→ **GOAL OF THE EXERCISE**: Gather up the lines that contain "What".

╭─ RECORDS SUPPLIED

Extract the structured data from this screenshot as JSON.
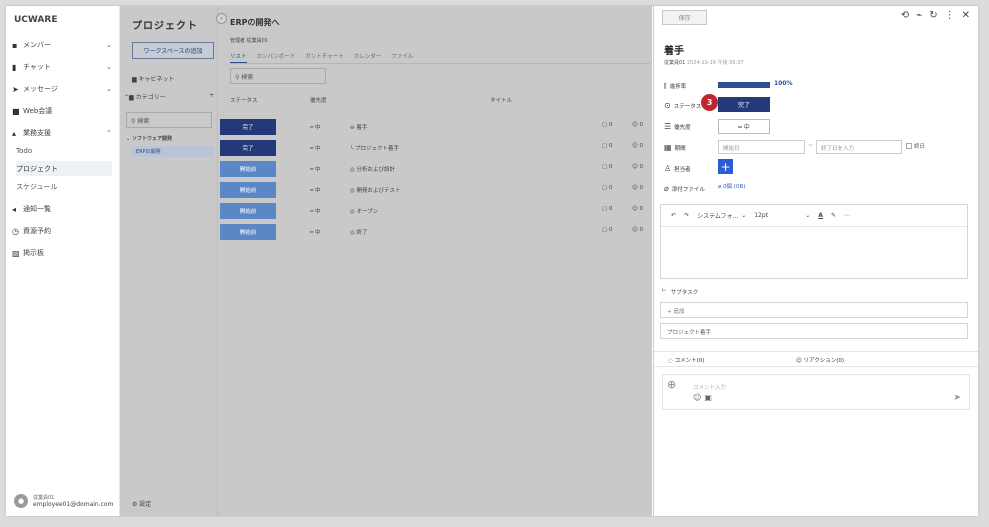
{
  "app": {
    "name": "UCWARE"
  },
  "nav": {
    "items": [
      {
        "label": "メンバー",
        "icon": "members-icon",
        "chev": "⌄"
      },
      {
        "label": "チャット",
        "icon": "chat-icon",
        "chev": "⌄"
      },
      {
        "label": "メッセージ",
        "icon": "message-icon",
        "chev": "⌄"
      },
      {
        "label": "Web会議",
        "icon": "video-icon",
        "chev": ""
      },
      {
        "label": "業務支援",
        "icon": "work-icon",
        "chev": "⌃"
      }
    ],
    "sub": [
      "Todo",
      "プロジェクト",
      "スケジュール"
    ],
    "items2": [
      {
        "label": "通知一覧",
        "icon": "notice-icon"
      },
      {
        "label": "資源予約",
        "icon": "clock-icon"
      },
      {
        "label": "掲示板",
        "icon": "board-icon"
      }
    ],
    "user": {
      "name": "従業員01",
      "email": "employee01@domain.com"
    }
  },
  "project": {
    "title": "プロジェクト",
    "workspace_btn": "ワークスペースの追加",
    "cabinet": "キャビネット",
    "category": "カテゴリー",
    "search_ph": "検索",
    "tree_root": "ソフトウェア開発",
    "tree_child": "ERPの開発",
    "settings": "設定"
  },
  "main": {
    "title": "ERPの開発へ",
    "manager": "管理者  従業員01",
    "tabs": [
      "リスト",
      "カンバンボード",
      "ガントチャート",
      "カレンダー",
      "ファイル"
    ],
    "search_ph": "検索",
    "headers": {
      "status": "ステータス",
      "priority": "優先度",
      "title": "タイトル"
    },
    "rows": [
      {
        "status": "完了",
        "priority": "═ 中",
        "title": "⊖ 着手",
        "comments": "0",
        "reactions": "0",
        "done": true
      },
      {
        "status": "完了",
        "priority": "═ 中",
        "title": "└ プロジェクト着手",
        "comments": "0",
        "reactions": "0",
        "done": true
      },
      {
        "status": "開始前",
        "priority": "═ 中",
        "title": "◎ 分析および設計",
        "comments": "0",
        "reactions": "0",
        "done": false
      },
      {
        "status": "開始前",
        "priority": "═ 中",
        "title": "◎ 開発およびテスト",
        "comments": "0",
        "reactions": "0",
        "done": false
      },
      {
        "status": "開始前",
        "priority": "═ 中",
        "title": "◎ オープン",
        "comments": "0",
        "reactions": "0",
        "done": false
      },
      {
        "status": "開始前",
        "priority": "═ 中",
        "title": "◎ 終了",
        "comments": "0",
        "reactions": "0",
        "done": false
      }
    ]
  },
  "panel": {
    "save": "保存",
    "title": "着手",
    "meta_user": "従業員01",
    "meta_date": "2024-10-16 午後 05:37",
    "progress_label": "進捗率",
    "progress_value": "100%",
    "progress_fraction": 1.0,
    "status_label": "ステータス",
    "status_value": "完了",
    "badge": "3",
    "priority_label": "優先度",
    "priority_value": "═ 中",
    "period_label": "期間",
    "start_ph": "開始日",
    "end_ph": "終了日を入力",
    "allday": "終日",
    "assignee_label": "担当者",
    "attach_label": "添付ファイル",
    "attach_value": "0個 (0B)",
    "editor": {
      "font": "システムフォ...",
      "size": "12pt"
    },
    "subtask_label": "サブタスク",
    "subtask_add": "追加",
    "subtask_item": "プロジェクト着手",
    "comments": "コメント(0)",
    "reactions": "リアクション(0)",
    "comment_ph": "コメント入力"
  }
}
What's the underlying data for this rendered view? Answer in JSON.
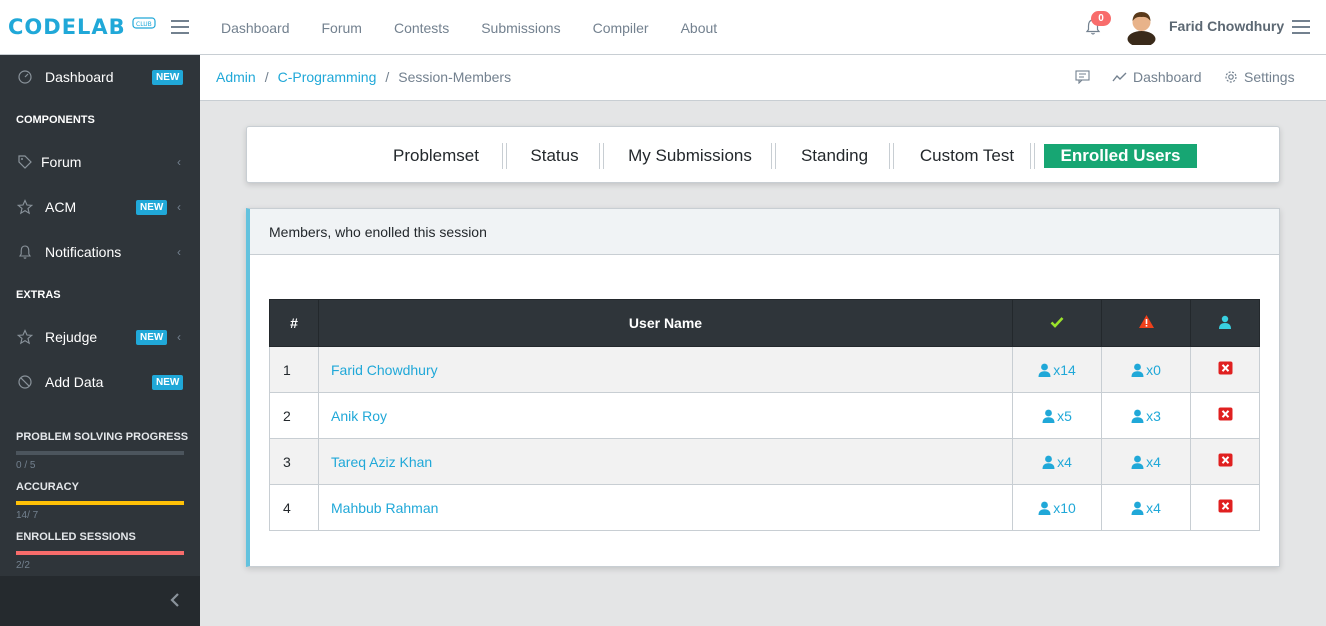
{
  "header": {
    "logo_text": "CODELAB",
    "logo_sub": "CLUB",
    "nav": [
      "Dashboard",
      "Forum",
      "Contests",
      "Submissions",
      "Compiler",
      "About"
    ],
    "notification_count": "0",
    "user_name": "Farid Chowdhury"
  },
  "sidebar": {
    "items": [
      {
        "label": "Dashboard",
        "badge": "NEW",
        "icon": "speedometer-icon"
      },
      {
        "label": "Forum",
        "icon": "tag-icon"
      },
      {
        "label": "ACM",
        "badge": "NEW",
        "icon": "star-icon"
      },
      {
        "label": "Notifications",
        "icon": "bell-icon"
      },
      {
        "label": "Rejudge",
        "badge": "NEW",
        "icon": "star-icon"
      },
      {
        "label": "Add Data",
        "badge": "NEW",
        "icon": "ban-icon"
      }
    ],
    "section_components": "COMPONENTS",
    "section_extras": "EXTRAS",
    "progress": [
      {
        "title": "PROBLEM SOLVING PROGRESS",
        "value": "0 / 5",
        "fraction": 0,
        "color": "#73818f"
      },
      {
        "title": "ACCURACY",
        "value": "14/ 7",
        "fraction": 1,
        "color": "#ffc107"
      },
      {
        "title": "ENROLLED SESSIONS",
        "value": "2/2",
        "fraction": 1,
        "color": "#f86c6b"
      }
    ]
  },
  "breadcrumb": {
    "items": [
      "Admin",
      "C-Programming",
      "Session-Members"
    ],
    "separator": "/",
    "actions": {
      "dashboard": "Dashboard",
      "settings": "Settings"
    }
  },
  "tabs": [
    "Problemset",
    "Status",
    "My Submissions",
    "Standing",
    "Custom Test",
    "Enrolled Users"
  ],
  "members": {
    "header": "Members, who enolled this session",
    "columns": {
      "num": "#",
      "username": "User Name"
    },
    "rows": [
      {
        "num": "1",
        "name": "Farid Chowdhury",
        "accepted": "x14",
        "wrong": "x0"
      },
      {
        "num": "2",
        "name": "Anik Roy",
        "accepted": "x5",
        "wrong": "x3"
      },
      {
        "num": "3",
        "name": "Tareq Aziz Khan",
        "accepted": "x4",
        "wrong": "x4"
      },
      {
        "num": "4",
        "name": "Mahbub Rahman",
        "accepted": "x10",
        "wrong": "x4"
      }
    ]
  },
  "colors": {
    "accent": "#20a8d8",
    "tab_active": "#17a673",
    "sidebar": "#2f353a",
    "danger": "#e02020",
    "success": "#4dbd74",
    "warning": "#f86c6b",
    "info": "#39d0e0"
  }
}
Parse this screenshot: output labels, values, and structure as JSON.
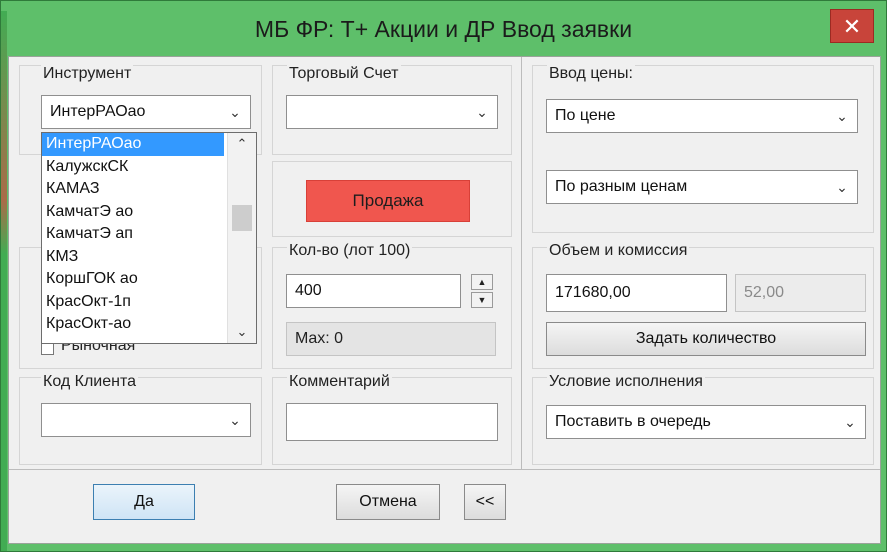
{
  "window": {
    "title": "МБ ФР: Т+ Акции и ДР Ввод заявки",
    "close_glyph": "✕"
  },
  "instrument": {
    "label": "Инструмент",
    "value": "ИнтерРАОао",
    "dropdown_items": [
      "ИнтерРАОао",
      "КалужскСК",
      "КАМАЗ",
      "КамчатЭ ао",
      "КамчатЭ ап",
      "КМЗ",
      "КоршГОК ао",
      "КрасОкт-1п",
      "КрасОкт-ао"
    ]
  },
  "account": {
    "label": "Торговый Счет",
    "value": ""
  },
  "price_entry": {
    "label": "Ввод цены:",
    "mode": "По цене",
    "multi": "По разным ценам"
  },
  "side_button": {
    "label": "Продажа",
    "color": "#f0564e"
  },
  "quantity": {
    "label": "Кол-во (лот 100)",
    "value": "400",
    "max_text": "Max: 0"
  },
  "volume": {
    "label": "Объем  и комиссия",
    "volume_value": "171680,00",
    "commission_value": "52,00",
    "set_quantity_label": "Задать количество"
  },
  "market_checkbox": {
    "label": "Рыночная"
  },
  "client_code": {
    "label": "Код Клиента",
    "value": ""
  },
  "comment": {
    "label": "Комментарий",
    "value": ""
  },
  "execution": {
    "label": "Условие исполнения",
    "value": "Поставить в очередь"
  },
  "footer": {
    "ok_label": "Да",
    "cancel_label": "Отмена",
    "collapse_label": "<<"
  },
  "icons": {
    "chevron": "chevron-down-icon",
    "close": "close-icon"
  }
}
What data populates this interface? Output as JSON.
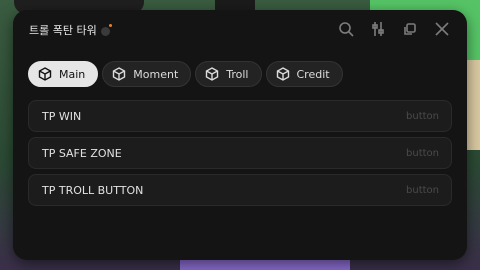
{
  "window": {
    "title": "트롤 폭탄 타워",
    "icons": [
      "search-icon",
      "settings-sliders-icon",
      "copy-icon",
      "close-icon"
    ]
  },
  "tabs": [
    {
      "label": "Main",
      "icon": "box-icon",
      "active": true
    },
    {
      "label": "Moment",
      "icon": "box-icon",
      "active": false
    },
    {
      "label": "Troll",
      "icon": "box-icon",
      "active": false
    },
    {
      "label": "Credit",
      "icon": "box-icon",
      "active": false
    }
  ],
  "items": [
    {
      "label": "TP WIN",
      "type": "button"
    },
    {
      "label": "TP SAFE ZONE",
      "type": "button"
    },
    {
      "label": "TP TROLL BUTTON",
      "type": "button"
    }
  ],
  "colors": {
    "panel_bg": "#141414",
    "tab_active_bg": "#e6e6e6",
    "row_bg": "#1c1c1c",
    "muted_text": "#4a4a4a"
  }
}
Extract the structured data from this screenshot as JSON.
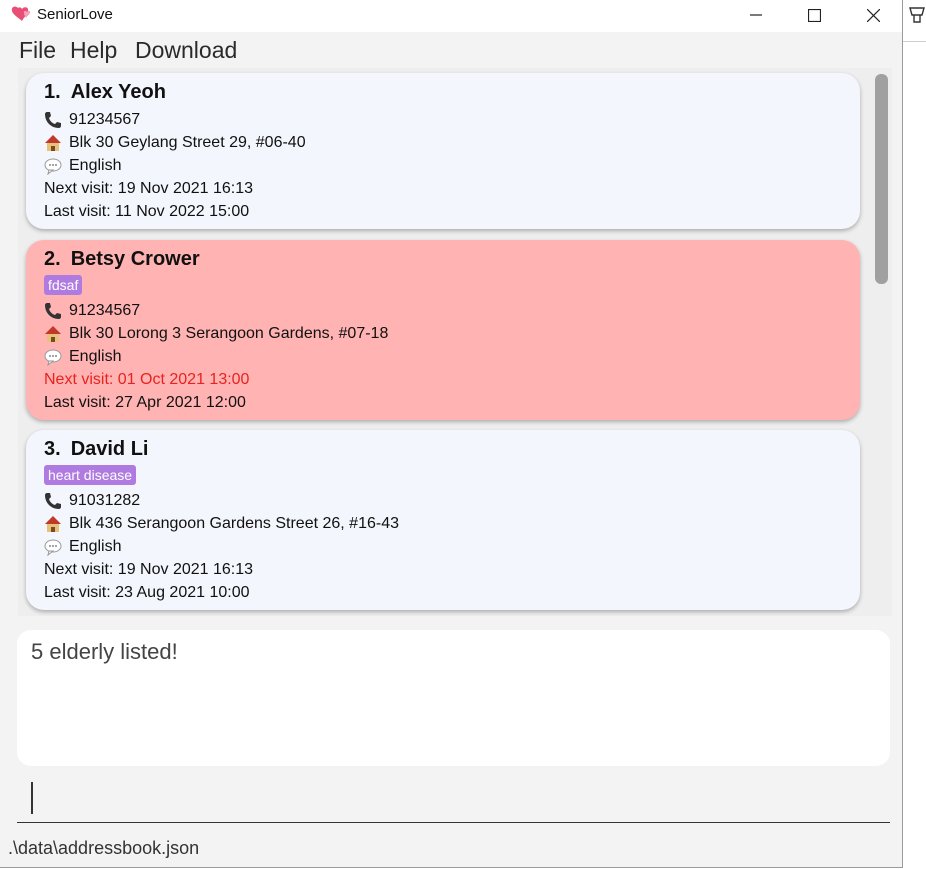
{
  "window": {
    "title": "SeniorLove"
  },
  "menu": [
    "File",
    "Help",
    "Download"
  ],
  "labels": {
    "next_visit": "Next visit: ",
    "last_visit": "Last visit: "
  },
  "persons": [
    {
      "index": "1.",
      "name": "Alex Yeoh",
      "tags": [],
      "phone": "91234567",
      "address": "Blk 30 Geylang Street 29, #06-40",
      "language": "English",
      "next_visit": "19 Nov 2021 16:13",
      "last_visit": "11 Nov 2022 15:00",
      "highlighted": false
    },
    {
      "index": "2.",
      "name": "Betsy Crower",
      "tags": [
        "fdsaf"
      ],
      "phone": "91234567",
      "address": "Blk 30 Lorong 3 Serangoon Gardens, #07-18",
      "language": "English",
      "next_visit": "01 Oct 2021 13:00",
      "last_visit": "27 Apr 2021 12:00",
      "highlighted": true
    },
    {
      "index": "3.",
      "name": "David Li",
      "tags": [
        "heart disease"
      ],
      "phone": "91031282",
      "address": "Blk 436 Serangoon Gardens Street 26, #16-43",
      "language": "English",
      "next_visit": "19 Nov 2021 16:13",
      "last_visit": "23 Aug 2021 10:00",
      "highlighted": false
    }
  ],
  "result": {
    "text": "5 elderly listed!"
  },
  "command": {
    "value": ""
  },
  "status": {
    "path": ".\\data\\addressbook.json"
  },
  "colors": {
    "card": "#f3f6fc",
    "highlight": "#ffb3b3",
    "tag": "#b07be0",
    "overdue": "#e8231f"
  }
}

╰─

→ **CORRECT RESULT**:
What's the underlying data for this rendered view? Answer in JSON.
What data populates this interface? Output as JSON.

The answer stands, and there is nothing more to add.